Task requirements:
Tally up the lines below that include the word "color". Answer with the number alone.

Figure content listings:
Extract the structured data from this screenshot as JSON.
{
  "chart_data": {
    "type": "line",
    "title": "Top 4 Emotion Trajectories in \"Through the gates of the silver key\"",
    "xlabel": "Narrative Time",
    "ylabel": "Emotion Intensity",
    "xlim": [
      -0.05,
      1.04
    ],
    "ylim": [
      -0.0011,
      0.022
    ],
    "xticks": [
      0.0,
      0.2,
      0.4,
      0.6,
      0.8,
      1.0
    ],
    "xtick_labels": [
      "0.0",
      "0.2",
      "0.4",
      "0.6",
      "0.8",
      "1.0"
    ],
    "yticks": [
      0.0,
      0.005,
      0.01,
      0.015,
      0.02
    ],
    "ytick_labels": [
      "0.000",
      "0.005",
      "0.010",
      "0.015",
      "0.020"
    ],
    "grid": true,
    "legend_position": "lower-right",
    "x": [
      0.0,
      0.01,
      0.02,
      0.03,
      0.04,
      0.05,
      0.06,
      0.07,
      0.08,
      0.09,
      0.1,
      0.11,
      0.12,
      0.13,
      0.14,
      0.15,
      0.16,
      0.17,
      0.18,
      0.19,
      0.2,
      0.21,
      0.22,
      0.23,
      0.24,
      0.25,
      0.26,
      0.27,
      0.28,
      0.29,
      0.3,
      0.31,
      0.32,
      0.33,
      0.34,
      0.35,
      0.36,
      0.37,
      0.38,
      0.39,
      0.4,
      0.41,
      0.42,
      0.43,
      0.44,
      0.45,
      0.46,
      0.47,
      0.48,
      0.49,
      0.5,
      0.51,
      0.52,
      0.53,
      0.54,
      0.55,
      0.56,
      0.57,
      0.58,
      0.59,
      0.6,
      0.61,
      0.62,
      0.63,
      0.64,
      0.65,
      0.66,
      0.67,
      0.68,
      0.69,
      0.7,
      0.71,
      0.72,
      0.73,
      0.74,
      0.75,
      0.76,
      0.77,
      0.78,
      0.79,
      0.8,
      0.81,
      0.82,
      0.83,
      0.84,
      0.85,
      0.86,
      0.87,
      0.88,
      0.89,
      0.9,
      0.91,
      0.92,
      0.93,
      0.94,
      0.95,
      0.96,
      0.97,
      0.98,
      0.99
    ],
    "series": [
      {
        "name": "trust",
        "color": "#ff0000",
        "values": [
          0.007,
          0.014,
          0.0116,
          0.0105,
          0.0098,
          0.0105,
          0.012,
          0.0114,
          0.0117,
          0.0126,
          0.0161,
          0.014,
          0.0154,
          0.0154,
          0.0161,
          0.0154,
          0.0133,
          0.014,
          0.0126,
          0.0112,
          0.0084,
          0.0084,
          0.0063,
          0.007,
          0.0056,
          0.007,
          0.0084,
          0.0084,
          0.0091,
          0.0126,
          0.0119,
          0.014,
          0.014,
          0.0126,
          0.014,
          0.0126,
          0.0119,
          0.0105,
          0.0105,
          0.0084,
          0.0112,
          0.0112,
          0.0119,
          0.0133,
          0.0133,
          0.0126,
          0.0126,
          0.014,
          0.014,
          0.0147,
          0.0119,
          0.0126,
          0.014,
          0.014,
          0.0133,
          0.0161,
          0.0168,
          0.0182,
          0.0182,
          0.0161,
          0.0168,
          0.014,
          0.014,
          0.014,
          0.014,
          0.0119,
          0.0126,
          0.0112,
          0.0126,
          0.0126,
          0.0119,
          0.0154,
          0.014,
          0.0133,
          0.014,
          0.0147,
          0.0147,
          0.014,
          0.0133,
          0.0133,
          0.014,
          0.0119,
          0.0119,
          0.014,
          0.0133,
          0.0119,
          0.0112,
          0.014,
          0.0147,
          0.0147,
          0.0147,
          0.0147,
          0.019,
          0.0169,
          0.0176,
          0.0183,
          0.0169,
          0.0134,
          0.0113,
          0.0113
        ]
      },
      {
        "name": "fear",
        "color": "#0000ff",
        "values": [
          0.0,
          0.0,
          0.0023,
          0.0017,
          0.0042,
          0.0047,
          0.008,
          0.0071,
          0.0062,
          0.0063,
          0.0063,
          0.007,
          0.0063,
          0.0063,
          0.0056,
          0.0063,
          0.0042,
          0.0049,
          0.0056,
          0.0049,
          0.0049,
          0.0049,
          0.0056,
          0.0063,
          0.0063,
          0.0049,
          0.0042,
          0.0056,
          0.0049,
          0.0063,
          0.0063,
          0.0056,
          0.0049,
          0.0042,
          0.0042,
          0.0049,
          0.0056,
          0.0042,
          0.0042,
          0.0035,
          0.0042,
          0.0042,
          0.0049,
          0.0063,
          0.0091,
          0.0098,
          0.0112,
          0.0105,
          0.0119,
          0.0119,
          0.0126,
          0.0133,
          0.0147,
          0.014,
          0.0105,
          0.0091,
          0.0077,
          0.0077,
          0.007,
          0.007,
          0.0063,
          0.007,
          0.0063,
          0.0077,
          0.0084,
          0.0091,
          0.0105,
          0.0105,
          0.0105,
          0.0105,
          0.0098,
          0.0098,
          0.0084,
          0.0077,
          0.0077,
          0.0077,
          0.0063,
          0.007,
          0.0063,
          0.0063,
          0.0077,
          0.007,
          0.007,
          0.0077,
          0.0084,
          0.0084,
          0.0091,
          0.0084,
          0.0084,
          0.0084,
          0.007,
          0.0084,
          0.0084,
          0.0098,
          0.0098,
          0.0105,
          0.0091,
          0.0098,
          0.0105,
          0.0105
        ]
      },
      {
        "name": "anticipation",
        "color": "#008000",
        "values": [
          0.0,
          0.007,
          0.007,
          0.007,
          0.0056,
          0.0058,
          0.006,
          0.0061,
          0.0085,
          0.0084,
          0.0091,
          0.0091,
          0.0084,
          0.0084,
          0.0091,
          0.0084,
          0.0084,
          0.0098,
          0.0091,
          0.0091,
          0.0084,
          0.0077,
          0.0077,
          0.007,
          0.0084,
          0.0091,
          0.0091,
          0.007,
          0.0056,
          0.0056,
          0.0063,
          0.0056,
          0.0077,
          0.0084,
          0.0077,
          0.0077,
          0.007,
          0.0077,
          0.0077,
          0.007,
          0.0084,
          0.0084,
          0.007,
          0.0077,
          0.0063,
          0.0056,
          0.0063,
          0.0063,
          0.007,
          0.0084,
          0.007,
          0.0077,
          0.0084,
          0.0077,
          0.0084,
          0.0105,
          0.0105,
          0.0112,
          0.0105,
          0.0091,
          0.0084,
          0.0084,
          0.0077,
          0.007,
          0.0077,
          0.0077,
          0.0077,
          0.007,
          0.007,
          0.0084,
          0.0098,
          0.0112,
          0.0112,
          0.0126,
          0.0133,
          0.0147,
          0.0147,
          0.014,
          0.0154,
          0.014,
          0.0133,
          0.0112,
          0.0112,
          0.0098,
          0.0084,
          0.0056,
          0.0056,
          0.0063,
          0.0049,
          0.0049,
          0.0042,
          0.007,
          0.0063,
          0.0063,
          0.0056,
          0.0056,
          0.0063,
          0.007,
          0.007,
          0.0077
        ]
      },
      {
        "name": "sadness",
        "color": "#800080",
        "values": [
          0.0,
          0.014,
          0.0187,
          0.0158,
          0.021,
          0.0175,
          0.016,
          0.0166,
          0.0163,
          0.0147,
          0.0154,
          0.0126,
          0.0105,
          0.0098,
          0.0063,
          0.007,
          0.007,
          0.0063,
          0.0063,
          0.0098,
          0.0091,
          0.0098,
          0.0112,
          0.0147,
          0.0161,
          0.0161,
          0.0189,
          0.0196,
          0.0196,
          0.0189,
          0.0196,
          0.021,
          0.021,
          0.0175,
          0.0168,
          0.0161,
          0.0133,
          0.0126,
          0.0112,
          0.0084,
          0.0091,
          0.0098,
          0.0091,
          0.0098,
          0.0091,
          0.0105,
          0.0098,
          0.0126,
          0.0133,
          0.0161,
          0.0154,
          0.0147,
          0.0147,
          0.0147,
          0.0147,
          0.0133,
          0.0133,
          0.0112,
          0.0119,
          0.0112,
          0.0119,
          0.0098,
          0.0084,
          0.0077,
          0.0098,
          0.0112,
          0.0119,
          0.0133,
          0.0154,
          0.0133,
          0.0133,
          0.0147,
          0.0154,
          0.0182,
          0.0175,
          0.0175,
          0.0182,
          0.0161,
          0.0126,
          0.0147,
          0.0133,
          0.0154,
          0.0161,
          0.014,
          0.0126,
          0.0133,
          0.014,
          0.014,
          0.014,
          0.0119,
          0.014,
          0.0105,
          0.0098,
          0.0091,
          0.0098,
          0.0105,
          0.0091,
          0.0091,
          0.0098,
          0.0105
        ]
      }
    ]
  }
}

Solution for this task:
4